*Request:* Below are the records. Gather each line that holds "name".

*Dataset entries:*
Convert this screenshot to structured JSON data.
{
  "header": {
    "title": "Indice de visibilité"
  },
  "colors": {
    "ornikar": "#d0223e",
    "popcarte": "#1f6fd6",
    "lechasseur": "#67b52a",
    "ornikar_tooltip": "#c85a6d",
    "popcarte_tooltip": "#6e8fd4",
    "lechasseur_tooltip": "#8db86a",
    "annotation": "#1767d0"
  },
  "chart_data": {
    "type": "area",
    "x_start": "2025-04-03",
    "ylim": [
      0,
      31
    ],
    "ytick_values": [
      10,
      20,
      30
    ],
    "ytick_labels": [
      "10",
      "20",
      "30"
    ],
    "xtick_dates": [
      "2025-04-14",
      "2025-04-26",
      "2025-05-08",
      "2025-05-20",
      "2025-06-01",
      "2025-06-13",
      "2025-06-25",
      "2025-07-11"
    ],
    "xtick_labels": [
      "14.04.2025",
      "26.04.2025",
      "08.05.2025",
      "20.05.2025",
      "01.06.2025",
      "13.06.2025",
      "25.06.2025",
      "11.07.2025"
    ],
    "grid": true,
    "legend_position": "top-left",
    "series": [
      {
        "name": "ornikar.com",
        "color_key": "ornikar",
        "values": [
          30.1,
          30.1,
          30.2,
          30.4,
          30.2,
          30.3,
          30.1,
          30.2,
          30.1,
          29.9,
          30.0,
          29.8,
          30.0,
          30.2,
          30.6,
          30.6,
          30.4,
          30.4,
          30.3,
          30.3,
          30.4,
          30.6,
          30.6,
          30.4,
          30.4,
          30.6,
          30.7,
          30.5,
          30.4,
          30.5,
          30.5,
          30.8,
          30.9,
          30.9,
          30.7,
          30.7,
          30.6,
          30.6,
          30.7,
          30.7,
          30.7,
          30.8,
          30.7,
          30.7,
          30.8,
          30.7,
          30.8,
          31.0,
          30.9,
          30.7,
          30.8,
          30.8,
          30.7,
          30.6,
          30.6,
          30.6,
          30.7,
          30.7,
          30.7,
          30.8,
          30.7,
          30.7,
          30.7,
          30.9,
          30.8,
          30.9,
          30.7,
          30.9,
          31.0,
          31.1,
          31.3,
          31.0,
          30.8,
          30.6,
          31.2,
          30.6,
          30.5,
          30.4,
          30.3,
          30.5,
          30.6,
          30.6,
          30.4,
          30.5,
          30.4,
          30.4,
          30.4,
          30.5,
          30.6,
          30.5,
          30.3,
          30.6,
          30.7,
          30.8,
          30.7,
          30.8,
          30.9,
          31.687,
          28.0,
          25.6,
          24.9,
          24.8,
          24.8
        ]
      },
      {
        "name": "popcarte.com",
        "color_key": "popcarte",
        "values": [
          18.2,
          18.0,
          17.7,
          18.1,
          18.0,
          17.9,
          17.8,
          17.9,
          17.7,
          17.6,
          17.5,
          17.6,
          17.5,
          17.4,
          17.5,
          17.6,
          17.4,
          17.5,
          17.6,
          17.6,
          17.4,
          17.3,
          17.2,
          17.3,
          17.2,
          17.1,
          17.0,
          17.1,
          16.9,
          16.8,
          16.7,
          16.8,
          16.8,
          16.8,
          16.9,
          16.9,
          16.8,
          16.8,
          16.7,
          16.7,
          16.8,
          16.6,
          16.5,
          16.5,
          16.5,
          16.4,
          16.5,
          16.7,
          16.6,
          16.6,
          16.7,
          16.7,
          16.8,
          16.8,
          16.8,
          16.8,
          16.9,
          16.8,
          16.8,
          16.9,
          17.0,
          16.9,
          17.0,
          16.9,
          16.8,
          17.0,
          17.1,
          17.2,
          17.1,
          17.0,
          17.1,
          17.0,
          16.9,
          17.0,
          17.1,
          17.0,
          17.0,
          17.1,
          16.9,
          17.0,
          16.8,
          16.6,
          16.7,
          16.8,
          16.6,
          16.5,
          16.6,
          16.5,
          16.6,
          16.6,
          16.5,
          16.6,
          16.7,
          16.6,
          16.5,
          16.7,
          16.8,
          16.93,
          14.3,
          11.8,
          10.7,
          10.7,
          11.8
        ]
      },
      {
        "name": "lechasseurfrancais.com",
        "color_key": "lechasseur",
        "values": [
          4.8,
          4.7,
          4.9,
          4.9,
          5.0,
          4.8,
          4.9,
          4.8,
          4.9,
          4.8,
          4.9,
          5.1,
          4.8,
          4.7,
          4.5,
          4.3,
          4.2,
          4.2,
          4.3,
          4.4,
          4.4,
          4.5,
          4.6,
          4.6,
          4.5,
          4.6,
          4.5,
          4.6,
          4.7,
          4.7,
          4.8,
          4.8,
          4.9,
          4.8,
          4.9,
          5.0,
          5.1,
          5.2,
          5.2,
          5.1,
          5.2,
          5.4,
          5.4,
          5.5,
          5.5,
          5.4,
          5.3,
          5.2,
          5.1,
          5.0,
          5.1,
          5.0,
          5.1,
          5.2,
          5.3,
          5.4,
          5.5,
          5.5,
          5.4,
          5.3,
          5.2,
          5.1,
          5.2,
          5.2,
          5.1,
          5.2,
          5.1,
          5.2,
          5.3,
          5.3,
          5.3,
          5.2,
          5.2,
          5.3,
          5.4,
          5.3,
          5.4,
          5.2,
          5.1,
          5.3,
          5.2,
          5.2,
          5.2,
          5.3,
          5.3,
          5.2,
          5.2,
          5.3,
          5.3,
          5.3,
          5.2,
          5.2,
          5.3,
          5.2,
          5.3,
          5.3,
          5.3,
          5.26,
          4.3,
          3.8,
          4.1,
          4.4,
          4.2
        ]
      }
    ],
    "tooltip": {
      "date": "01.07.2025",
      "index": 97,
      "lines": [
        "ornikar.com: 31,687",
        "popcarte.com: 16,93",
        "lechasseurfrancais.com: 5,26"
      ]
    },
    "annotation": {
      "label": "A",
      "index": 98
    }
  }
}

*Task answer:*
        "name": "ornikar.com",
        "name": "popcarte.com",
        "name": "lechasseurfrancais.com",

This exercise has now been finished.